--- Dataset content ---
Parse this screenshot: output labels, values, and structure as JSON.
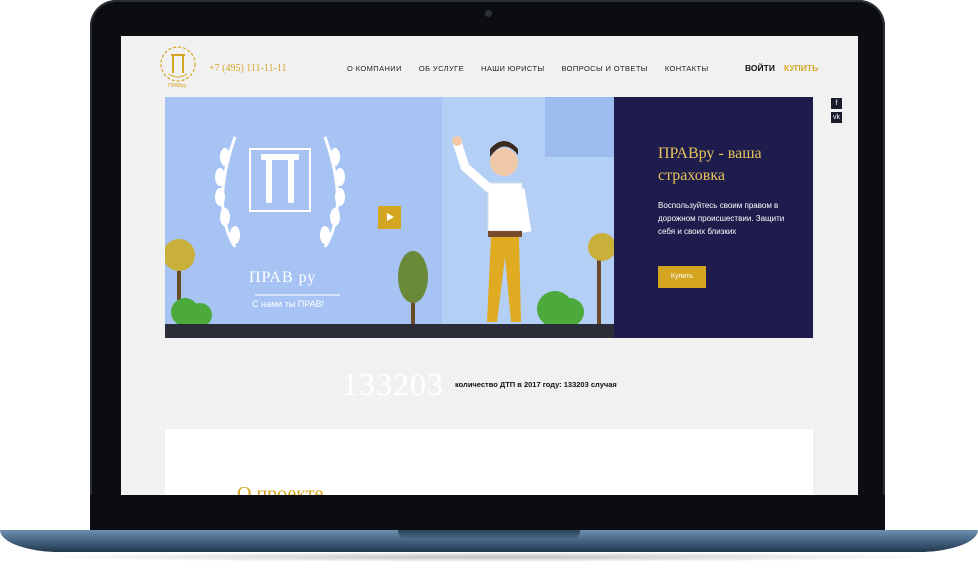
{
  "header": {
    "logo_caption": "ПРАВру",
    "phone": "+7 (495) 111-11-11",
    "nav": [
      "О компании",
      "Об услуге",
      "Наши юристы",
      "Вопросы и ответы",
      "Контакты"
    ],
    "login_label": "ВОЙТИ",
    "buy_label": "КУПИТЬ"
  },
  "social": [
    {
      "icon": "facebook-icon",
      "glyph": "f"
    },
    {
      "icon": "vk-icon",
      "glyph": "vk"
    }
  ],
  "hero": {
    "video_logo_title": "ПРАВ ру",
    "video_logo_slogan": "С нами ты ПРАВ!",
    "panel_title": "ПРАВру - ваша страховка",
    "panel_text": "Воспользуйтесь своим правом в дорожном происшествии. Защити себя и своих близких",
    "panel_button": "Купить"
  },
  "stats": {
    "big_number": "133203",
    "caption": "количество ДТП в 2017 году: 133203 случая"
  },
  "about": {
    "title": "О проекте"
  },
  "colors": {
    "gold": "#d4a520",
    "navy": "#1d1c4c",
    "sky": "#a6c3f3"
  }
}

--- Directions for this task ---
The records above must be printed exactly; the pictures stay out.

--- Result for this exercise ---
Parse this screenshot: output labels, values, and structure as JSON.
{
  "header": {
    "logo_caption": "ПРАВру",
    "phone": "+7 (495) 111-11-11",
    "nav": [
      "О компании",
      "Об услуге",
      "Наши юристы",
      "Вопросы и ответы",
      "Контакты"
    ],
    "login_label": "ВОЙТИ",
    "buy_label": "КУПИТЬ"
  },
  "social": [
    {
      "icon": "facebook-icon",
      "glyph": "f"
    },
    {
      "icon": "vk-icon",
      "glyph": "vk"
    }
  ],
  "hero": {
    "video_logo_title": "ПРАВ ру",
    "video_logo_slogan": "С нами ты ПРАВ!",
    "panel_title": "ПРАВру - ваша страховка",
    "panel_text": "Воспользуйтесь своим правом в дорожном происшествии. Защити себя и своих близких",
    "panel_button": "Купить"
  },
  "stats": {
    "big_number": "133203",
    "caption": "количество ДТП в 2017 году: 133203 случая"
  },
  "about": {
    "title": "О проекте"
  },
  "colors": {
    "gold": "#d4a520",
    "navy": "#1d1c4c",
    "sky": "#a6c3f3"
  }
}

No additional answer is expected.